» SELECTED TEXT:
======
Data factory - incremental load - high watermark

Incremental data load from ODBC to data lake csv files


In the ODBC data source there is a MODIFIED column as the timestamp for incremental load.

Firstly it needs an ODBC linked service and dataset pointing to the source table.

The ODBC source doesn't seem to support dynamic parameter / query so it has to point to exactly the table.

If multiple tables, it needs multiple datasets.


The target folder is in a container on data lake gen2.

It needs two datasets pointing to the same target folder.

One dataset is for the 'Sink', which points to the folder with a dynamic file name.

i.e. the File Path of the dataset has "@concat('prefix-', utcnow(), '.csv')" as the file name.

Every time a new incremental csv is loaded, it's appended with a current time suffix.

The second dataset is for the 'Source', which points to the folder but with the file name empty.

In this way, the dataset picks up all the csv files from the folder, so as to query the max MODIFIED from the files.


For incremental data load using timestamp (i.e. high watermark)

the key is to store and query the max of the timestamp.
======
» DATASET ENTRIES:

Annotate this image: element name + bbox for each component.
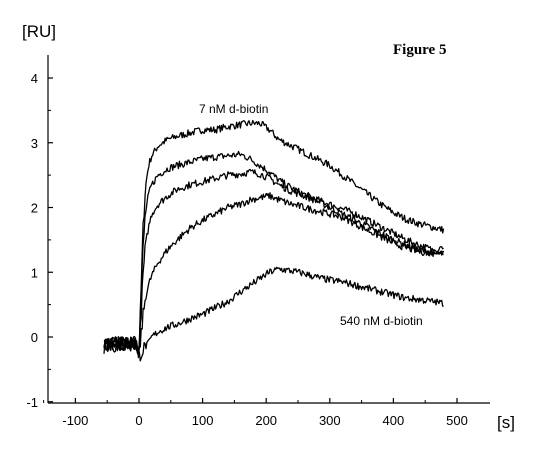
- annotation-7nm: 7 nM d-biotin: [199, 102, 268, 116]
- x-tick-label: -100: [62, 413, 88, 428]
- series-line-2: [104, 169, 444, 357]
- annotation-540nm: 540 nM d-biotin: [340, 314, 423, 328]
- y-tick-label: 2: [31, 201, 38, 216]
- chart-title: Figure 5: [393, 42, 446, 58]
- x-tick-label: 300: [319, 413, 341, 428]
- x-tick-label: 500: [446, 413, 468, 428]
- x-tick-label: 400: [383, 413, 405, 428]
- y-tick-label: 1: [31, 265, 38, 280]
- y-axis-label: [RU]: [22, 22, 56, 41]
- y-tick-label: -1: [26, 395, 38, 410]
- x-tick-label: 0: [135, 413, 142, 428]
- x-tick-label: 200: [255, 413, 277, 428]
- series-line-3: [104, 193, 444, 354]
- x-tick-label: 100: [192, 413, 214, 428]
- y-tick-label: 3: [31, 136, 38, 151]
- y-tick-label: 0: [31, 330, 38, 345]
- x-axis-label: [s]: [497, 413, 515, 432]
- y-tick-label: 4: [31, 71, 38, 86]
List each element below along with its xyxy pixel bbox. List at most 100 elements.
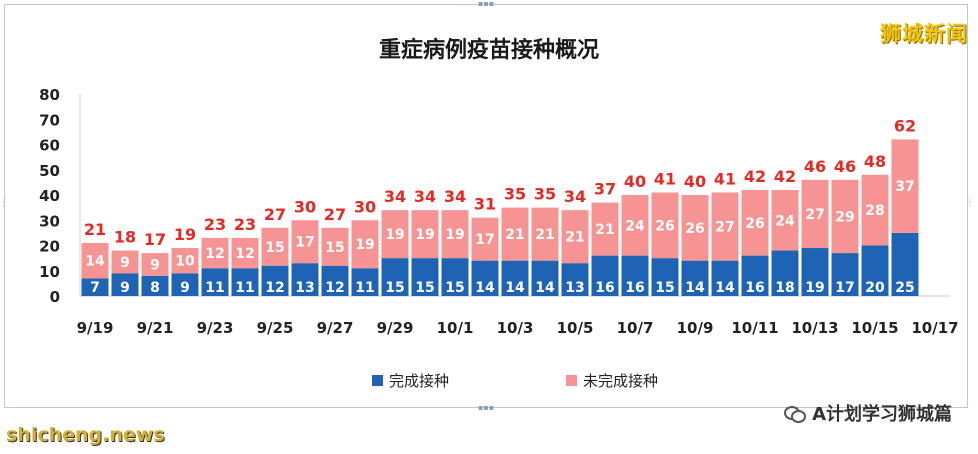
bar-incomplete-label: 29	[835, 209, 854, 225]
bar-completed-label: 15	[415, 280, 434, 296]
bar-incomplete-label: 27	[805, 207, 824, 223]
total-label: 18	[114, 228, 136, 247]
bar-incomplete	[411, 210, 439, 259]
total-label: 35	[504, 185, 526, 204]
bar-completed-label: 15	[445, 280, 464, 296]
bar-incomplete	[351, 220, 379, 269]
x-tick-label: 9/21	[137, 319, 174, 337]
bar-incomplete-label: 12	[235, 246, 254, 262]
bar-incomplete-label: 19	[385, 227, 404, 243]
bar-incomplete-label: 21	[565, 230, 584, 246]
total-label: 34	[384, 187, 406, 206]
bar-completed-label: 14	[685, 280, 705, 296]
total-label: 23	[204, 215, 226, 234]
bar-incomplete-label: 27	[715, 220, 734, 236]
total-label: 62	[894, 116, 916, 135]
total-label: 21	[84, 220, 106, 239]
bar-completed-label: 19	[805, 280, 824, 296]
bar-incomplete	[141, 253, 169, 276]
y-tick-label: 40	[39, 187, 60, 205]
bar-completed	[861, 245, 889, 296]
total-label: 40	[624, 172, 646, 191]
bar-incomplete-label: 9	[150, 257, 160, 273]
bar-incomplete	[231, 237, 259, 269]
bar-incomplete	[891, 139, 919, 233]
bar-incomplete	[651, 192, 679, 259]
bar-completed	[831, 253, 859, 296]
bar-completed	[711, 260, 739, 296]
legend-label-completed: 完成接种	[389, 372, 450, 390]
bar-incomplete	[261, 227, 289, 266]
bar-completed-label: 15	[385, 280, 404, 296]
total-label: 46	[834, 157, 856, 176]
bar-completed	[111, 273, 139, 296]
x-tick-label: 10/3	[497, 319, 534, 337]
bar-incomplete	[441, 210, 469, 259]
legend-item-incomplete: 未完成接种	[566, 370, 658, 391]
bar-completed	[411, 258, 439, 296]
bar-incomplete	[471, 217, 499, 261]
bar-incomplete	[171, 248, 199, 274]
total-label: 27	[324, 205, 346, 224]
x-tick-label: 9/27	[317, 319, 354, 337]
bar-incomplete-label: 21	[595, 222, 614, 238]
bar-incomplete	[111, 250, 139, 274]
bar-incomplete	[771, 189, 799, 251]
bar-completed	[231, 268, 259, 296]
total-label: 34	[444, 187, 466, 206]
x-tick-label: 10/9	[677, 319, 714, 337]
bar-incomplete	[621, 195, 649, 256]
footer-watermark: shicheng.news	[6, 424, 165, 446]
bar-incomplete	[201, 237, 229, 269]
bar-incomplete	[741, 189, 769, 256]
total-label: 31	[474, 195, 496, 214]
bar-incomplete-label: 15	[325, 240, 344, 256]
bar-incomplete	[321, 227, 349, 266]
y-tick-label: 10	[39, 263, 60, 281]
resize-handle-top[interactable]: ▪▪▪	[478, 0, 495, 8]
bar-completed	[441, 258, 469, 296]
x-tick-label: 10/13	[791, 319, 838, 337]
x-tick-label: 10/5	[557, 319, 594, 337]
bar-completed-label: 14	[535, 280, 555, 296]
bar-completed-label: 11	[355, 280, 374, 296]
bar-incomplete	[501, 207, 529, 261]
y-tick-label: 0	[50, 288, 60, 306]
bar-completed	[321, 265, 349, 296]
bar-completed-label: 14	[475, 280, 495, 296]
total-label: 34	[414, 187, 436, 206]
bar-completed-label: 13	[295, 280, 314, 296]
bar-incomplete	[81, 242, 109, 279]
bar-completed	[291, 263, 319, 296]
bar-completed	[501, 260, 529, 296]
bar-incomplete-label: 26	[745, 216, 764, 232]
legend: 完成接种 未完成接种	[0, 370, 978, 394]
bar-incomplete	[831, 179, 859, 254]
x-tick-label: 10/17	[911, 319, 958, 337]
resize-handle-left[interactable]: ⋮	[0, 198, 8, 207]
bar-incomplete-label: 15	[265, 240, 284, 256]
chart-frame	[4, 4, 968, 408]
x-tick-label: 10/11	[731, 319, 778, 337]
total-label: 41	[654, 169, 676, 188]
bar-incomplete-label: 26	[655, 218, 674, 234]
bar-incomplete-label: 24	[625, 218, 645, 234]
resize-handle-bottom[interactable]: ▪▪▪	[478, 403, 495, 412]
total-label: 37	[594, 180, 616, 199]
bar-incomplete	[561, 210, 589, 264]
bar-incomplete	[531, 207, 559, 261]
bar-incomplete	[681, 195, 709, 261]
bar-completed-label: 14	[505, 280, 525, 296]
bar-completed-label: 11	[235, 280, 254, 296]
bar-completed	[261, 265, 289, 296]
bar-incomplete-label: 19	[445, 227, 464, 243]
bar-incomplete	[711, 192, 739, 261]
resize-handle-right[interactable]: ⋮	[966, 198, 974, 207]
total-label: 48	[864, 152, 886, 171]
watermark-top: 狮城新闻	[880, 22, 968, 46]
total-label: 35	[534, 185, 556, 204]
total-label: 30	[294, 197, 316, 216]
bar-completed-label: 16	[595, 280, 614, 296]
y-tick-label: 80	[39, 86, 60, 104]
bar-incomplete-label: 24	[775, 213, 795, 229]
======
» SET TASKS:
[A] From the rows, copy the lines starting at the one with "- annotation-7nm: 7" and ending at the one with "- y-axis-label: [RU]: [22, 22, 56, 41]", both included, without changing anything.
[B] Pick up the text on incremental loading with a high watermark in Data Factory after its last sentence, and keep writing it.

» RESPONSES TO THE TASKS:
[A]
- annotation-7nm: 7 nM d-biotin: [199, 102, 268, 116]
- x-tick-label: -100: [62, 413, 88, 428]
- series-line-2: [104, 169, 444, 357]
- annotation-540nm: 540 nM d-biotin: [340, 314, 423, 328]
- y-tick-label: 2: [31, 201, 38, 216]
- chart-title: Figure 5: [393, 42, 446, 58]
- x-tick-label: 300: [319, 413, 341, 428]
- x-tick-label: 500: [446, 413, 468, 428]
- x-tick-label: 400: [383, 413, 405, 428]
- y-tick-label: 1: [31, 265, 38, 280]
- y-axis-label: [RU]: [22, 22, 56, 41]

[B]
Here it can use a separate table/file to store the max timestamp from last run

or simply query the max timestamp from the files that have been loaded.


Dataflow

It use a dataflow to query the max timestamp from the files.

The dataflow can not be run from self-hosted runtime, so when debugging it needs to run from an azure runtime.


The dataflow use the source dataset pointing to the target folder, with the Wildcard Paths as "/folder/*"


As the MODIFIED fields is loaded as string from csv, the next task in the dataflow is to convert it to timestamp format.

Use Drived Column task, and add the MODIFIED column with an expression to do the conversion "toTimestamp(Modified, 'yyyy-MM-dd HH:mm:ss.SSS')".

NOTE that the format yyymmmdd must match exactly. If extra digits in millisecond field, (longer than 3 digits SSS), it needs to drop the 

extra digits, e.g. dropRight(Modified, 4)


Next step is to Aggregate and get the max timestamp.

IN the Aggregate task, leave the GroupBy to empty and use the MAX function

In expression, put in toString(max(Modified)).

Why not just max(Modified)? because it automatically converts integer format (# milliseconds) e.g. 1649412494000

Later in the flow, we need the string format e.g. 2022-04-05 08:40:59.755 in construct a query.


Last thing in the dataflow is the Sink component. There are 3 types of sinks: dataset, inline and cache.

Here it uses Cache as it will be visited later frow within the pipeline.

Make sure the 'Write to activity output' is selected, because the next pipeline task will read it.


Now create a new pipeline

Add the dataflow into it as the first task.

If click Debug, it will run the datafow. On the output tab, refresh the run log. 

The little icons next to the dataflow name link to dataflow input, output and details / error.

The output -> is the output from running the dataflow, which is in json format, e.g.

data flow1

{

    "runStatus": {

        ...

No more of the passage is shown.